■ **Chart and figure data**:
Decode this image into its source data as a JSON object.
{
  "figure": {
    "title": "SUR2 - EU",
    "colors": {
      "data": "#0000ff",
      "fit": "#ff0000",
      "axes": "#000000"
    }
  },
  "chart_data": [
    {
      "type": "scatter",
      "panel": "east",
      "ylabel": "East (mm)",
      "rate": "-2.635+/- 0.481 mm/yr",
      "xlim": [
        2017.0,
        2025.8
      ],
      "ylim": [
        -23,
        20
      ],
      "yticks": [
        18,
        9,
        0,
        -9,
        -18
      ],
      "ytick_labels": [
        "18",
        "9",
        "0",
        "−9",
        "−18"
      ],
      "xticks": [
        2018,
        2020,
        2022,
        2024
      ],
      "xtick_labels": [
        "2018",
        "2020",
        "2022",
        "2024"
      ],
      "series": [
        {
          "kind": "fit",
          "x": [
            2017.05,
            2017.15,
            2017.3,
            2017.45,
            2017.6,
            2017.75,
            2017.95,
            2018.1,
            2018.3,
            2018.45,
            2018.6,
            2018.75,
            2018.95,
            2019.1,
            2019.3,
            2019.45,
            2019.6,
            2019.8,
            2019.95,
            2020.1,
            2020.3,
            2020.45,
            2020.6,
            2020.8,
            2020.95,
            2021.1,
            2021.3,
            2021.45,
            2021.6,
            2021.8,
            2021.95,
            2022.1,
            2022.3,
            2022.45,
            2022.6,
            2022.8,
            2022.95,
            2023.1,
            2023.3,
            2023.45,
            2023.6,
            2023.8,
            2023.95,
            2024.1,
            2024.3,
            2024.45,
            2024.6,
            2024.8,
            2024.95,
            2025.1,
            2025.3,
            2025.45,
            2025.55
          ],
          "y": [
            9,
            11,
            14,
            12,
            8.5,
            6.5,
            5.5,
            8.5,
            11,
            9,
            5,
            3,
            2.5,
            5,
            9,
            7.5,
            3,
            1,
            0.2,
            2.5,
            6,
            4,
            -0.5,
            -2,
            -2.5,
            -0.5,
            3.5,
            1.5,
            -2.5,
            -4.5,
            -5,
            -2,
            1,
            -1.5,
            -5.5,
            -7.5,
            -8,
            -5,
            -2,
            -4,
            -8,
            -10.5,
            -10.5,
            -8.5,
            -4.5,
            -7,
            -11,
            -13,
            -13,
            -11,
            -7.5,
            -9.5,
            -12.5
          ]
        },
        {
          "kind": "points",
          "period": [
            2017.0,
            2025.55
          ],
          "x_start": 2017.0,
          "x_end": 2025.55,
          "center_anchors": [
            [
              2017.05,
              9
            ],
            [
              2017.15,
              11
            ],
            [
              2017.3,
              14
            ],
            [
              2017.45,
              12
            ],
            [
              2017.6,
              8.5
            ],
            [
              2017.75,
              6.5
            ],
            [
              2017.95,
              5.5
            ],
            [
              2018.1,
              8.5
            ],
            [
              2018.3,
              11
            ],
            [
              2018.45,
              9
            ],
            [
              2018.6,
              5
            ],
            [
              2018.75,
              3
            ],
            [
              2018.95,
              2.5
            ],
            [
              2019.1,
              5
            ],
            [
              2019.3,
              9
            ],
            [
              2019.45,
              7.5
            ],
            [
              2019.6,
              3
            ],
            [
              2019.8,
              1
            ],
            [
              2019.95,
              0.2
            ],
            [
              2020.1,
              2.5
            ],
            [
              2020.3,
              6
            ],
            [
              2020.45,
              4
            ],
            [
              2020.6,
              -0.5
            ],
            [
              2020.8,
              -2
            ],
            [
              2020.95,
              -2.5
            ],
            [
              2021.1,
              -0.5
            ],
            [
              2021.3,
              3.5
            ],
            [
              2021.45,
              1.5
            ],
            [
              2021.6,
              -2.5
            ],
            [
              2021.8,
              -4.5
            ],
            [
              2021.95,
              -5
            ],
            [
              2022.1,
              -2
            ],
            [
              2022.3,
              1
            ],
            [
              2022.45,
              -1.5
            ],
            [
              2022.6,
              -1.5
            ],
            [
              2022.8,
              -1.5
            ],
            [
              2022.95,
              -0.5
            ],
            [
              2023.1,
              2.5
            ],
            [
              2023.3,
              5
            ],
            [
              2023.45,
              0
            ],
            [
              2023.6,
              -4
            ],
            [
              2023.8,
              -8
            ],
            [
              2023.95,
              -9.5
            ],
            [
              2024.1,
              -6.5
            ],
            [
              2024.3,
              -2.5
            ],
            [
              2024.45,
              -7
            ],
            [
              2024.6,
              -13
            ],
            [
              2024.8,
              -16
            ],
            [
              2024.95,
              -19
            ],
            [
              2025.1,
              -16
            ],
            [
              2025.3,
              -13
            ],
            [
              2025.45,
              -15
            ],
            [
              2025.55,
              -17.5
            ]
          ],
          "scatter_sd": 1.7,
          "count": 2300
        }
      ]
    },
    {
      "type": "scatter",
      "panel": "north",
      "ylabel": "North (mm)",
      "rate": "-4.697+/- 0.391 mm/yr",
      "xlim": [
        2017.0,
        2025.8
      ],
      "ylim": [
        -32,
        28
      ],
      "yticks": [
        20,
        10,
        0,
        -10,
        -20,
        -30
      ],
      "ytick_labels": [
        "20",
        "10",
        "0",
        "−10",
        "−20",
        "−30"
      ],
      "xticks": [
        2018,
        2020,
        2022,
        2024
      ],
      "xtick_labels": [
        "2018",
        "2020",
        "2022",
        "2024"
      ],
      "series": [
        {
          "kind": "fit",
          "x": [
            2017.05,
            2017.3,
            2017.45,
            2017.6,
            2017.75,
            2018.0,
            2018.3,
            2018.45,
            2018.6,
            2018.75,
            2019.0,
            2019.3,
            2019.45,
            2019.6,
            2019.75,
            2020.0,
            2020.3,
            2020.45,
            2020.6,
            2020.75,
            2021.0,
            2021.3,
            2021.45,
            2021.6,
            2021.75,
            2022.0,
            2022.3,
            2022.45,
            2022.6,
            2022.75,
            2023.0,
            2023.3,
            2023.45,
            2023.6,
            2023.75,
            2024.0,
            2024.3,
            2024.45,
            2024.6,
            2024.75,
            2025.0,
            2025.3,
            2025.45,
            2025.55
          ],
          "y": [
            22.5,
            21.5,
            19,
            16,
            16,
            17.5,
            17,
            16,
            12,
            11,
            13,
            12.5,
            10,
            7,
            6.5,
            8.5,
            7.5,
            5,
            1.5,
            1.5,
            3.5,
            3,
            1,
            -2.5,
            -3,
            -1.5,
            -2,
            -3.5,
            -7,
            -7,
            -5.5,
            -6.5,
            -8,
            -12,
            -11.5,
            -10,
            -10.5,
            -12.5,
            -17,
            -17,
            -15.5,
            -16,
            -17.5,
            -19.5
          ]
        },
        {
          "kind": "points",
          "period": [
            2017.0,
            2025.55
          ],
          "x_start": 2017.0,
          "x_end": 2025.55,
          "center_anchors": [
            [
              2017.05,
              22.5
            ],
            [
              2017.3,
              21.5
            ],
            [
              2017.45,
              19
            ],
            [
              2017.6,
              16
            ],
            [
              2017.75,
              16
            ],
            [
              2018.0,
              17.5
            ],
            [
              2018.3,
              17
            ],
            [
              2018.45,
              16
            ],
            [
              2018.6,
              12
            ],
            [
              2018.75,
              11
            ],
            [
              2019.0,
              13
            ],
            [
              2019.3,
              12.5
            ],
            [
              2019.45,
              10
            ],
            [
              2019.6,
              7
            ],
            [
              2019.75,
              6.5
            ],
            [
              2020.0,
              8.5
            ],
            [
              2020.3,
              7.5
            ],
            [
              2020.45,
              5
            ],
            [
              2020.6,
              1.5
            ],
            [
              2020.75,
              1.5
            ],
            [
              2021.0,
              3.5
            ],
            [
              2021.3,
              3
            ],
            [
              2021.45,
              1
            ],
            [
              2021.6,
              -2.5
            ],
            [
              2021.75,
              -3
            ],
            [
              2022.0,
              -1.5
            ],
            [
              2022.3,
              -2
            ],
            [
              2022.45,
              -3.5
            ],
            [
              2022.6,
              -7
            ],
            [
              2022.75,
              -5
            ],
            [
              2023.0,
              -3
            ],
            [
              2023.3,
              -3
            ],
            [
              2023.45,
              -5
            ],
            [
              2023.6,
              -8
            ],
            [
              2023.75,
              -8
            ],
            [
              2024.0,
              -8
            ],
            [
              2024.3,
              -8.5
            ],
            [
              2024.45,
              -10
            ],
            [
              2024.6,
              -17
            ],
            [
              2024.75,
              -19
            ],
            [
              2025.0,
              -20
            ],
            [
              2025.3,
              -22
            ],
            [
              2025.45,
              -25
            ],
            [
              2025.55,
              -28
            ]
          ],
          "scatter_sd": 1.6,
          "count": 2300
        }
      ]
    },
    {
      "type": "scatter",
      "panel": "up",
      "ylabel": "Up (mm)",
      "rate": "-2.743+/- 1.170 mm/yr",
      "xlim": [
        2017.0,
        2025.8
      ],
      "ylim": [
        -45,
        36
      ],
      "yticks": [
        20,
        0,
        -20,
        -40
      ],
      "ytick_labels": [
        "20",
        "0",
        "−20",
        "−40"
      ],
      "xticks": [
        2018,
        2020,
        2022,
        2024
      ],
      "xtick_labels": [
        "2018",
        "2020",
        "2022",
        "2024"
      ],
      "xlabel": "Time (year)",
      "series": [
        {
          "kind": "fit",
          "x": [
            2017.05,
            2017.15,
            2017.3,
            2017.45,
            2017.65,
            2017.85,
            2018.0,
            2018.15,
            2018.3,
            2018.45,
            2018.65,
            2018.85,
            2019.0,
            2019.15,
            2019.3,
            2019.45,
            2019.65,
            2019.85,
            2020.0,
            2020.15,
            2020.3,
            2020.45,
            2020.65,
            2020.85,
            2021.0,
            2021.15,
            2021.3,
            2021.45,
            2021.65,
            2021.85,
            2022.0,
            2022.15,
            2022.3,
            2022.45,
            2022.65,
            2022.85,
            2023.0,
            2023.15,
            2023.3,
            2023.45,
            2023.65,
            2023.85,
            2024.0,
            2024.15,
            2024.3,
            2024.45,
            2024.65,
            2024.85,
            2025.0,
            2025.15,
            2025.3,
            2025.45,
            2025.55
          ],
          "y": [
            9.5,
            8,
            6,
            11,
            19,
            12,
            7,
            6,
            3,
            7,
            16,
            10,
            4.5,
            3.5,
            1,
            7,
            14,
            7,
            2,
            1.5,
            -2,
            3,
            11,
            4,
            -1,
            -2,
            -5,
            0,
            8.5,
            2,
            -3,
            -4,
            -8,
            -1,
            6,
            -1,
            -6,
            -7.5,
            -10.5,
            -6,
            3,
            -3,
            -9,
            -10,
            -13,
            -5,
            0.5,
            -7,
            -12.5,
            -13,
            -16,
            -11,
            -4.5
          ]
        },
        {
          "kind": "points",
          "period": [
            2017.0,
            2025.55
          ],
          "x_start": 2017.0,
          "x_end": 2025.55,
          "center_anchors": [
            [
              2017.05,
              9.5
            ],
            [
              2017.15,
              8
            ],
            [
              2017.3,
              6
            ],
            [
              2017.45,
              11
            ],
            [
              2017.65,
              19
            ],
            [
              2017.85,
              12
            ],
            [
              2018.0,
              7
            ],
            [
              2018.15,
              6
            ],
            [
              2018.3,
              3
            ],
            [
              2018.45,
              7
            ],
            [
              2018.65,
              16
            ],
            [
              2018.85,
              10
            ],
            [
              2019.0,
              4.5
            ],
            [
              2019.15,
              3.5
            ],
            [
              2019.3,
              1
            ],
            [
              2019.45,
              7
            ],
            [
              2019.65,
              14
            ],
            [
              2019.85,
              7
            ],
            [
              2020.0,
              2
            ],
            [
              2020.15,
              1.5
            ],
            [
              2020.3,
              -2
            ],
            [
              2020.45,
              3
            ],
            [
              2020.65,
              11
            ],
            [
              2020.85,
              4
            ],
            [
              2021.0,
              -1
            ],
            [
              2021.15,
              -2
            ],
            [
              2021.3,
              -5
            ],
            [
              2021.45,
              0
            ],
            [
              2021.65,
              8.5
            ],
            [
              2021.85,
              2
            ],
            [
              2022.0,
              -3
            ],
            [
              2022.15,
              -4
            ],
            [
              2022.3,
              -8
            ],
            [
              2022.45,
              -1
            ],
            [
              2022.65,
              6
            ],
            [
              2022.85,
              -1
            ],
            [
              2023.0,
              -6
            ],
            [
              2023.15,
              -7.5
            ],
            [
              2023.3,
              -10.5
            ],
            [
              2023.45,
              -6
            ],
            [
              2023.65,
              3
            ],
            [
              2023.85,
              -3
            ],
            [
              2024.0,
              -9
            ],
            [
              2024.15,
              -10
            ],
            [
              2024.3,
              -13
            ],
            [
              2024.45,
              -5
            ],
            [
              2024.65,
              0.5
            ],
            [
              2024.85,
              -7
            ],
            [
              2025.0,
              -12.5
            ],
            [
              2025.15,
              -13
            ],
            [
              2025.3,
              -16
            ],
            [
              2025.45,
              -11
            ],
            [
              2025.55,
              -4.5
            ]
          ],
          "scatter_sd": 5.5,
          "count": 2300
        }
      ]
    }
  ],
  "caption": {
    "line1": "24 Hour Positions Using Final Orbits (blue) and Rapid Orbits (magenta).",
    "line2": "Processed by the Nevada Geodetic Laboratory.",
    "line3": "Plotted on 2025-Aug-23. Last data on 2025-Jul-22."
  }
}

■ **Requirements**: Using the entries above, return each line in which the word "rate" occurs.

■ **Exercise solution**:
      "rate": "-2.635+/- 0.481 mm/yr",
      "rate": "-4.697+/- 0.391 mm/yr",
      "rate": "-2.743+/- 1.170 mm/yr",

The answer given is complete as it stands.